▶ _YOUR OBJECTIVE_
Return each line of the records holding the string "title".

▶ _RECORDS SHOWN_

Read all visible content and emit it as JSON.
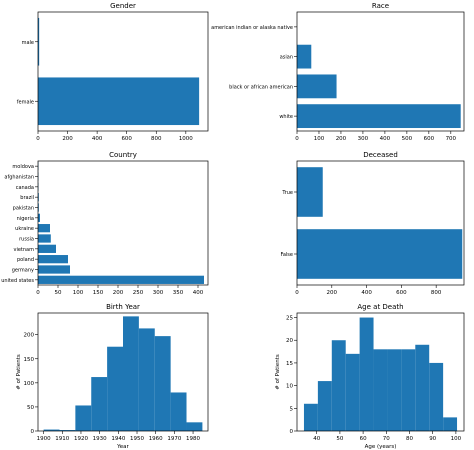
{
  "bar_color": "#1f77b4",
  "chart_data": [
    {
      "id": "gender",
      "type": "barh",
      "title": "Gender",
      "categories": [
        "female",
        "male"
      ],
      "values": [
        1090,
        8
      ],
      "xlim": [
        0,
        1150
      ],
      "xticks": [
        0,
        200,
        400,
        600,
        800,
        1000
      ],
      "xlabel": "",
      "ylabel": ""
    },
    {
      "id": "race",
      "type": "barh",
      "title": "Race",
      "categories": [
        "white",
        "black or african american",
        "asian",
        "american indian or alaska native"
      ],
      "values": [
        745,
        180,
        65,
        0
      ],
      "xlim": [
        0,
        760
      ],
      "xticks": [
        0,
        100,
        200,
        300,
        400,
        500,
        600,
        700
      ],
      "xlabel": "",
      "ylabel": ""
    },
    {
      "id": "country",
      "type": "barh",
      "title": "Country",
      "categories": [
        "united states",
        "germany",
        "poland",
        "vietnam",
        "russia",
        "ukraine",
        "nigeria",
        "pakistan",
        "brazil",
        "canada",
        "afghanistan",
        "moldova"
      ],
      "values": [
        415,
        80,
        75,
        45,
        32,
        30,
        5,
        2,
        2,
        1,
        1,
        1
      ],
      "xlim": [
        0,
        425
      ],
      "xticks": [
        0,
        50,
        100,
        150,
        200,
        250,
        300,
        350,
        400
      ],
      "xlabel": "",
      "ylabel": ""
    },
    {
      "id": "deceased",
      "type": "barh",
      "title": "Deceased",
      "categories": [
        "False",
        "True"
      ],
      "values": [
        950,
        148
      ],
      "xlim": [
        0,
        960
      ],
      "xticks": [
        0,
        200,
        400,
        600,
        800
      ],
      "xlabel": "",
      "ylabel": ""
    },
    {
      "id": "birth",
      "type": "histogram",
      "title": "Birth Year",
      "bin_edges": [
        1900,
        1908.5,
        1917,
        1925.5,
        1934,
        1942.5,
        1951,
        1959.5,
        1968,
        1976.5,
        1985
      ],
      "counts": [
        3,
        2,
        53,
        112,
        175,
        238,
        213,
        197,
        80,
        18
      ],
      "xlim": [
        1897,
        1988
      ],
      "ylim": [
        0,
        245
      ],
      "xticks": [
        1900,
        1910,
        1920,
        1930,
        1940,
        1950,
        1960,
        1970,
        1980
      ],
      "yticks": [
        0,
        50,
        100,
        150,
        200
      ],
      "xlabel": "Year",
      "ylabel": "# of Patients"
    },
    {
      "id": "age",
      "type": "histogram",
      "title": "Age at Death",
      "bin_edges": [
        34.5,
        40.5,
        46.5,
        52.5,
        58.5,
        64.5,
        70.5,
        76.5,
        82.5,
        88.5,
        94.5,
        100.5
      ],
      "counts": [
        6,
        11,
        20,
        17,
        25,
        18,
        18,
        18,
        19,
        15,
        3
      ],
      "xlim": [
        31.5,
        103.5
      ],
      "ylim": [
        0,
        26
      ],
      "xticks": [
        40,
        50,
        60,
        70,
        80,
        90,
        100
      ],
      "yticks": [
        0,
        5,
        10,
        15,
        20,
        25
      ],
      "xlabel": "Age (years)",
      "ylabel": "# of Patients"
    }
  ]
}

▶ _RESULT OF THIS TASK_
      "title": "Gender",
      "title": "Race",
      "title": "Country",
      "title": "Deceased",
      "title": "Birth Year",
      "title": "Age at Death",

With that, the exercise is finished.